• _Exercise instructions_
In the data, extract each line that holds the string "ridotto".

Data entries:
-------------------------
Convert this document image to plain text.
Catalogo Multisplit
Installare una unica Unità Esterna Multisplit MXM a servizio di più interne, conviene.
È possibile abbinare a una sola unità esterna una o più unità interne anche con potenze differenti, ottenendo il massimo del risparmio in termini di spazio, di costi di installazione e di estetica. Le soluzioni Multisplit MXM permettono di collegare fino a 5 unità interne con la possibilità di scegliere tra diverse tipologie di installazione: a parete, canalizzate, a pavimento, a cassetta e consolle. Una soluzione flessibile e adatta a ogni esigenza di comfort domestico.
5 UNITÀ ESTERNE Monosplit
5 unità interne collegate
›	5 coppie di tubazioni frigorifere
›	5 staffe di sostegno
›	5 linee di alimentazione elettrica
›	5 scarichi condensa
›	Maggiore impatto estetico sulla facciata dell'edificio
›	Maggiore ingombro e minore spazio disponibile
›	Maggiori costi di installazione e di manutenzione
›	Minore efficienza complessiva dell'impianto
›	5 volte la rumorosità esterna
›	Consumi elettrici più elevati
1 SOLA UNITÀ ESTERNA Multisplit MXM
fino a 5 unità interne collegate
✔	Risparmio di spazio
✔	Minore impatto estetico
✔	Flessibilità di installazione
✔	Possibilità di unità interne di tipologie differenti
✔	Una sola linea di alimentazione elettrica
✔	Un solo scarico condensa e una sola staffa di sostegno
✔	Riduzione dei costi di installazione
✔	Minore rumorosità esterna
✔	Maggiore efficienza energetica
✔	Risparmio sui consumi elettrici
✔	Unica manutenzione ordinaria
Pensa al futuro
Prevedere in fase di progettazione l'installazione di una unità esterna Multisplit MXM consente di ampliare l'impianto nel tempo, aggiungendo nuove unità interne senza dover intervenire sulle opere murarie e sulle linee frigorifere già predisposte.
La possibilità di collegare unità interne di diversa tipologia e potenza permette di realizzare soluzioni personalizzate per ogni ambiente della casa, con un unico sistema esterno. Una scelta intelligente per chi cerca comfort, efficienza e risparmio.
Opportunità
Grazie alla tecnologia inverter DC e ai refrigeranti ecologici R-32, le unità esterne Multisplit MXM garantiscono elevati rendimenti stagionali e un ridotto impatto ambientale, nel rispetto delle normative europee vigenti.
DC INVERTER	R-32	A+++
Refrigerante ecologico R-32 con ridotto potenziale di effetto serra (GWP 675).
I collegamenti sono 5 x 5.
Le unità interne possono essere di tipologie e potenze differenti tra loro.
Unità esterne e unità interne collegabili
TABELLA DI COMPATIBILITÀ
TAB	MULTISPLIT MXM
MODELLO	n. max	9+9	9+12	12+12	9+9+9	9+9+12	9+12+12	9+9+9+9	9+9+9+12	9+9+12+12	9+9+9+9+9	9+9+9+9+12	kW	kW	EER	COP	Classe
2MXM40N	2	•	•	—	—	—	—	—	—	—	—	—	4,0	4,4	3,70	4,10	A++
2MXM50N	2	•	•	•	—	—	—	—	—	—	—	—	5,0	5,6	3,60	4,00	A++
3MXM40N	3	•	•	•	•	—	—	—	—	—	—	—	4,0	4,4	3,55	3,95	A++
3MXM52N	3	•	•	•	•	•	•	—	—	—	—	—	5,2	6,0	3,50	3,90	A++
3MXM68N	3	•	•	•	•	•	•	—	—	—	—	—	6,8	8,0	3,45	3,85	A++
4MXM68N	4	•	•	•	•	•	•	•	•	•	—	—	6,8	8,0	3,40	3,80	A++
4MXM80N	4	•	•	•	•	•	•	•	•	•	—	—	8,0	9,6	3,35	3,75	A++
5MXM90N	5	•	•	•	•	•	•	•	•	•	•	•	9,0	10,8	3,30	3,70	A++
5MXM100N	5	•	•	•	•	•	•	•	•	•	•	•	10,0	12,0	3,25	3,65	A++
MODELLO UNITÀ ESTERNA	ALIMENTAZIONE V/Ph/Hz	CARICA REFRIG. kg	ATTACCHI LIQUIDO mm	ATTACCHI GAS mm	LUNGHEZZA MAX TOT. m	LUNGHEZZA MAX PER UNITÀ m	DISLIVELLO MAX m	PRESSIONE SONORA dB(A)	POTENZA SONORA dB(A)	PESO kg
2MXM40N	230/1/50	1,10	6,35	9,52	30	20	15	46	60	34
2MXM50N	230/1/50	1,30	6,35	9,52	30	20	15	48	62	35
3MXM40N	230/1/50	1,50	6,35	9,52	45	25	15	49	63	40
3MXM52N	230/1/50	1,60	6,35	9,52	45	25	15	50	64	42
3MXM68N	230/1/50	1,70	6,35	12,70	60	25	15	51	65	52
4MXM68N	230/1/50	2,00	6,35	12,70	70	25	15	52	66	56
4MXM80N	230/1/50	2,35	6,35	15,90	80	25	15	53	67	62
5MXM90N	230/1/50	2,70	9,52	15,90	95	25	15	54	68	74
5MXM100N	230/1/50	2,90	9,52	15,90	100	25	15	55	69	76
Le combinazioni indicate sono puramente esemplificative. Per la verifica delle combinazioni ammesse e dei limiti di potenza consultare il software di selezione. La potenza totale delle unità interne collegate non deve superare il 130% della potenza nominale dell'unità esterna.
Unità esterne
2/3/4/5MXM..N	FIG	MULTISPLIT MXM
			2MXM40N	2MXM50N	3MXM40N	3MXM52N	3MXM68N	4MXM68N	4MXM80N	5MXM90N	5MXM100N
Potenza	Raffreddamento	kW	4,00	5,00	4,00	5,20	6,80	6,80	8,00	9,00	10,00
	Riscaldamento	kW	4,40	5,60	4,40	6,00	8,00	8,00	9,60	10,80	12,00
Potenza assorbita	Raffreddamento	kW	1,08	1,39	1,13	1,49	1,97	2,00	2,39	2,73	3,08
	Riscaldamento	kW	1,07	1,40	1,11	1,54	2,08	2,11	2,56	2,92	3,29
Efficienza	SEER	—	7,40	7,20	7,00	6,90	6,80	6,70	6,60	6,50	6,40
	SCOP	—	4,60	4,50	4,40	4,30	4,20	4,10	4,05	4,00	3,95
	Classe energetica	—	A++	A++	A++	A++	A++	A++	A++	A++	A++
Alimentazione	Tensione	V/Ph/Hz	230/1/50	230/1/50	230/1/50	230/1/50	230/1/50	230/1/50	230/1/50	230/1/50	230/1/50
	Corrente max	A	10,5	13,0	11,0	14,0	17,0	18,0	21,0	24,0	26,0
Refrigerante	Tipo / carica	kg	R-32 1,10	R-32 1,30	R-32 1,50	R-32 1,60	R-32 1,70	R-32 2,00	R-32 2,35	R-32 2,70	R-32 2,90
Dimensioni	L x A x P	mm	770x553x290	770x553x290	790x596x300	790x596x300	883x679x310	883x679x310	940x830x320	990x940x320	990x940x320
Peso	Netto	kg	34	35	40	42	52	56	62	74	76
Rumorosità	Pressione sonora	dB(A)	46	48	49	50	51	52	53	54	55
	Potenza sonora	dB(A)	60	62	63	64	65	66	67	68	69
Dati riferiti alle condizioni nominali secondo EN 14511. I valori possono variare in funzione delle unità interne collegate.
-------------------------
• _Reply to the exercise_
Grazie alla tecnologia inverter DC e ai refrigeranti ecologici R-32, le unità esterne Multisplit MXM garantiscono elevati rendimenti stagionali e un ridotto impatto ambientale, nel rispetto delle normative europee vigenti.
Refrigerante ecologico R-32 con ridotto potenziale di effetto serra (GWP 675).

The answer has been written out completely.